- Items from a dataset
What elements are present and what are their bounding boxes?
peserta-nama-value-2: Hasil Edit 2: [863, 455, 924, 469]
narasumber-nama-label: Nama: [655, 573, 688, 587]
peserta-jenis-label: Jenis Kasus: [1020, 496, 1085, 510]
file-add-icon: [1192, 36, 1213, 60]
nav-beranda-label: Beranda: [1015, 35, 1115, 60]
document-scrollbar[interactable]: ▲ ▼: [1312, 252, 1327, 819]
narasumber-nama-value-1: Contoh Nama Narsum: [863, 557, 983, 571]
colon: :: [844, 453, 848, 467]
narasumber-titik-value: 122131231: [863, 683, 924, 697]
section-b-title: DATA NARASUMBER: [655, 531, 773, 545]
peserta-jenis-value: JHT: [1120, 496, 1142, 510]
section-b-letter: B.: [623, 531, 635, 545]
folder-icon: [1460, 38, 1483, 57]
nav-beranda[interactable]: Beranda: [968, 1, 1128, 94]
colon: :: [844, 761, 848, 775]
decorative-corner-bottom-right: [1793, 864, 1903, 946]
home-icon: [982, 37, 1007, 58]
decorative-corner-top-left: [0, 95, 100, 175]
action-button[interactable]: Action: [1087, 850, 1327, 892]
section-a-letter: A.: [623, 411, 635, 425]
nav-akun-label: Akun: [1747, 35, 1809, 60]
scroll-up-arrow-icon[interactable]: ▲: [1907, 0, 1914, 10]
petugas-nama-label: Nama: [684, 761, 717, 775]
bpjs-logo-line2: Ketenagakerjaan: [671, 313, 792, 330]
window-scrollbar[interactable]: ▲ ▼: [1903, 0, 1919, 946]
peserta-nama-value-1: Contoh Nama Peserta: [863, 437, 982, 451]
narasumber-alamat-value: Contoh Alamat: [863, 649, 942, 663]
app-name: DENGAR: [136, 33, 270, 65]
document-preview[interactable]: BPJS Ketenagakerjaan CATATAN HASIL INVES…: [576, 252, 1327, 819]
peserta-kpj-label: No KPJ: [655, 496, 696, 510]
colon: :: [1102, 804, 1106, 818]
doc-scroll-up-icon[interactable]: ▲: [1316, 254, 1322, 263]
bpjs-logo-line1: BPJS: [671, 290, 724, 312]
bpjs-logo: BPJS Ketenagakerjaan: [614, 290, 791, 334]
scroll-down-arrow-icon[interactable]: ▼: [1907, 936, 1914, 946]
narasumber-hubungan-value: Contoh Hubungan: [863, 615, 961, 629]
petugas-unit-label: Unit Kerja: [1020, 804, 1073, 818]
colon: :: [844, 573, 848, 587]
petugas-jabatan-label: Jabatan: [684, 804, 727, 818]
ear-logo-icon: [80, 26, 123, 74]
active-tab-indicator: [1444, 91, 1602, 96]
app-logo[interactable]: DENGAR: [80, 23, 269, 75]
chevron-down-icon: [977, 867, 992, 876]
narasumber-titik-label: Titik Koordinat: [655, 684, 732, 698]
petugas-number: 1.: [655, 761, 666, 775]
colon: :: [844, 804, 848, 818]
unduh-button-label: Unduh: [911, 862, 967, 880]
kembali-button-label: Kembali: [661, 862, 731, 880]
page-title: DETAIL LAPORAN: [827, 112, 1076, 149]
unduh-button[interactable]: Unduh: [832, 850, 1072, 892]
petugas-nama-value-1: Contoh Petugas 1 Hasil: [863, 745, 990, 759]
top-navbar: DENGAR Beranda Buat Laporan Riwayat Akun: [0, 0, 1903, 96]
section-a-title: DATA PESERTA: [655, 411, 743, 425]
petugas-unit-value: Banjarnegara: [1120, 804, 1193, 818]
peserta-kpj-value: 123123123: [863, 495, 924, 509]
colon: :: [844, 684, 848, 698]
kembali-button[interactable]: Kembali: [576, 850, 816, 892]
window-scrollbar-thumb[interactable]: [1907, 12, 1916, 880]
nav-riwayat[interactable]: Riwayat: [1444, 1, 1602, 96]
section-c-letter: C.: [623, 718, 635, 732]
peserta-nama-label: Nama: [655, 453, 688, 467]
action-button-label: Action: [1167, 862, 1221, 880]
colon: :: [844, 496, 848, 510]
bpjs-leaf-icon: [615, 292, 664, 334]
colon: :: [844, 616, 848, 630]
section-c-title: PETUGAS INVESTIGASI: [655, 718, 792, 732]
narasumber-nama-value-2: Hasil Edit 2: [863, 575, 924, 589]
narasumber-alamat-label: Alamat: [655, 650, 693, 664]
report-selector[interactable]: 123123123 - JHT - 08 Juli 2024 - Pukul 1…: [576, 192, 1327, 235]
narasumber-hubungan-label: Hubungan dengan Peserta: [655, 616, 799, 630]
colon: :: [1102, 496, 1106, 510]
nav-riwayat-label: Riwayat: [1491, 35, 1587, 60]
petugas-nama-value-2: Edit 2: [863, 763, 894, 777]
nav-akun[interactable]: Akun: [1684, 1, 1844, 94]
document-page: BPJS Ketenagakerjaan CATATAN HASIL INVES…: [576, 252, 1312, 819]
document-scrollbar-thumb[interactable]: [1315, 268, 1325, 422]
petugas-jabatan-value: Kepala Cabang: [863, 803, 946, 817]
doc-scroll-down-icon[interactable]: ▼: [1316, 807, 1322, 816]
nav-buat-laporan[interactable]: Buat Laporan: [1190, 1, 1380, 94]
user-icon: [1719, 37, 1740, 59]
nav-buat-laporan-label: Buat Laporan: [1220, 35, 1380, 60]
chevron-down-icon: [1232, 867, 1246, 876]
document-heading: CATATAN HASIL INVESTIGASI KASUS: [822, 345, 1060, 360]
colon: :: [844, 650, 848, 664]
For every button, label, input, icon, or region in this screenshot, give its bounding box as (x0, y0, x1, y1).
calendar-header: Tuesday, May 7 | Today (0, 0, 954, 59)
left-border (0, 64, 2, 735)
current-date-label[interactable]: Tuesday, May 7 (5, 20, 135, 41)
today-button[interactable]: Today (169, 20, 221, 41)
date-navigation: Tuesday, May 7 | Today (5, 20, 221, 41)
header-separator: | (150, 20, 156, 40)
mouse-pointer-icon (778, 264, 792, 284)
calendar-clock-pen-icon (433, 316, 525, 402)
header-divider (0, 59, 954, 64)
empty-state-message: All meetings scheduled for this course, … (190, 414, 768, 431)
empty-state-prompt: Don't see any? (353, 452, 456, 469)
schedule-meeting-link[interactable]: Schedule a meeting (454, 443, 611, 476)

- STATED GOAL
Could you extract every line of the items above and copy each one without any change?

- SOLUTION TO THE EXERCISE
What elements are present and what are their bounding boxes?
peserta-nama-value-2: Hasil Edit 2: [863, 455, 924, 469]
narasumber-nama-label: Nama: [655, 573, 688, 587]
peserta-jenis-label: Jenis Kasus: [1020, 496, 1085, 510]
file-add-icon: [1192, 36, 1213, 60]
nav-beranda-label: Beranda: [1015, 35, 1115, 60]
document-scrollbar[interactable]: ▲ ▼: [1312, 252, 1327, 819]
narasumber-nama-value-1: Contoh Nama Narsum: [863, 557, 983, 571]
colon: :: [844, 453, 848, 467]
narasumber-titik-value: 122131231: [863, 683, 924, 697]
section-b-title: DATA NARASUMBER: [655, 531, 773, 545]
peserta-jenis-value: JHT: [1120, 496, 1142, 510]
section-b-letter: B.: [623, 531, 635, 545]
folder-icon: [1460, 38, 1483, 57]
nav-beranda[interactable]: Beranda: [968, 1, 1128, 94]
colon: :: [844, 761, 848, 775]
decorative-corner-bottom-right: [1793, 864, 1903, 946]
home-icon: [982, 37, 1007, 58]
decorative-corner-top-left: [0, 95, 100, 175]
action-button[interactable]: Action: [1087, 850, 1327, 892]
section-a-letter: A.: [623, 411, 635, 425]
nav-akun-label: Akun: [1747, 35, 1809, 60]
scroll-up-arrow-icon[interactable]: ▲: [1907, 0, 1914, 10]
petugas-nama-label: Nama: [684, 761, 717, 775]
bpjs-logo-line2: Ketenagakerjaan: [671, 313, 792, 330]
window-scrollbar[interactable]: ▲ ▼: [1903, 0, 1919, 946]
peserta-nama-value-1: Contoh Nama Peserta: [863, 437, 982, 451]
narasumber-alamat-value: Contoh Alamat: [863, 649, 942, 663]
app-name: DENGAR: [136, 33, 270, 65]
document-preview[interactable]: BPJS Ketenagakerjaan CATATAN HASIL INVES…: [576, 252, 1327, 819]
peserta-kpj-label: No KPJ: [655, 496, 696, 510]
colon: :: [1102, 804, 1106, 818]
doc-scroll-up-icon[interactable]: ▲: [1316, 254, 1322, 263]
bpjs-logo-line1: BPJS: [671, 290, 724, 312]
bpjs-logo: BPJS Ketenagakerjaan: [614, 290, 791, 334]
scroll-down-arrow-icon[interactable]: ▼: [1907, 936, 1914, 946]
narasumber-hubungan-value: Contoh Hubungan: [863, 615, 961, 629]
petugas-unit-label: Unit Kerja: [1020, 804, 1073, 818]
colon: :: [844, 573, 848, 587]
petugas-jabatan-label: Jabatan: [684, 804, 727, 818]
ear-logo-icon: [80, 26, 123, 74]
active-tab-indicator: [1444, 91, 1602, 96]
app-logo[interactable]: DENGAR: [80, 23, 269, 75]
chevron-down-icon: [977, 867, 992, 876]
narasumber-titik-label: Titik Koordinat: [655, 684, 732, 698]
petugas-number: 1.: [655, 761, 666, 775]
colon: :: [844, 804, 848, 818]
unduh-button-label: Unduh: [911, 862, 967, 880]
kembali-button-label: Kembali: [661, 862, 731, 880]
page-title: DETAIL LAPORAN: [827, 112, 1076, 149]
unduh-button[interactable]: Unduh: [832, 850, 1072, 892]
petugas-nama-value-1: Contoh Petugas 1 Hasil: [863, 745, 990, 759]
top-navbar: DENGAR Beranda Buat Laporan Riwayat Akun: [0, 0, 1903, 96]
section-a-title: DATA PESERTA: [655, 411, 743, 425]
petugas-unit-value: Banjarnegara: [1120, 804, 1193, 818]
peserta-kpj-value: 123123123: [863, 495, 924, 509]
colon: :: [844, 684, 848, 698]
kembali-button[interactable]: Kembali: [576, 850, 816, 892]
window-scrollbar-thumb[interactable]: [1907, 12, 1916, 880]
nav-riwayat[interactable]: Riwayat: [1444, 1, 1602, 96]
section-c-letter: C.: [623, 718, 635, 732]
peserta-nama-label: Nama: [655, 453, 688, 467]
action-button-label: Action: [1167, 862, 1221, 880]
colon: :: [844, 496, 848, 510]
bpjs-leaf-icon: [615, 292, 664, 334]
colon: :: [844, 616, 848, 630]
section-c-title: PETUGAS INVESTIGASI: [655, 718, 792, 732]
narasumber-nama-value-2: Hasil Edit 2: [863, 575, 924, 589]
narasumber-alamat-label: Alamat: [655, 650, 693, 664]
report-selector[interactable]: 123123123 - JHT - 08 Juli 2024 - Pukul 1…: [576, 192, 1327, 235]
narasumber-hubungan-label: Hubungan dengan Peserta: [655, 616, 799, 630]
colon: :: [1102, 496, 1106, 510]
nav-riwayat-label: Riwayat: [1491, 35, 1587, 60]
petugas-nama-value-2: Edit 2: [863, 763, 894, 777]
nav-akun[interactable]: Akun: [1684, 1, 1844, 94]
document-page: BPJS Ketenagakerjaan CATATAN HASIL INVES…: [576, 252, 1312, 819]
document-scrollbar-thumb[interactable]: [1315, 268, 1325, 422]
petugas-jabatan-value: Kepala Cabang: [863, 803, 946, 817]
doc-scroll-down-icon[interactable]: ▼: [1316, 807, 1322, 816]
nav-buat-laporan[interactable]: Buat Laporan: [1190, 1, 1380, 94]
user-icon: [1719, 37, 1740, 59]
nav-buat-laporan-label: Buat Laporan: [1220, 35, 1380, 60]
chevron-down-icon: [1232, 867, 1246, 876]
document-heading: CATATAN HASIL INVESTIGASI KASUS: [822, 345, 1060, 360]
colon: :: [844, 650, 848, 664]
For every button, label, input, icon, or region in this screenshot, give its bounding box as (x0, y0, x1, y1).
calendar-header: Tuesday, May 7 | Today (0, 0, 954, 59)
left-border (0, 64, 2, 735)
current-date-label[interactable]: Tuesday, May 7 (5, 20, 135, 41)
today-button[interactable]: Today (169, 20, 221, 41)
date-navigation: Tuesday, May 7 | Today (5, 20, 221, 41)
header-separator: | (150, 20, 156, 40)
mouse-pointer-icon (778, 264, 792, 284)
calendar-clock-pen-icon (433, 316, 525, 402)
header-divider (0, 59, 954, 64)
empty-state-message: All meetings scheduled for this course, … (190, 414, 768, 431)
empty-state-prompt: Don't see any? (353, 452, 456, 469)
schedule-meeting-link[interactable]: Schedule a meeting (454, 443, 611, 476)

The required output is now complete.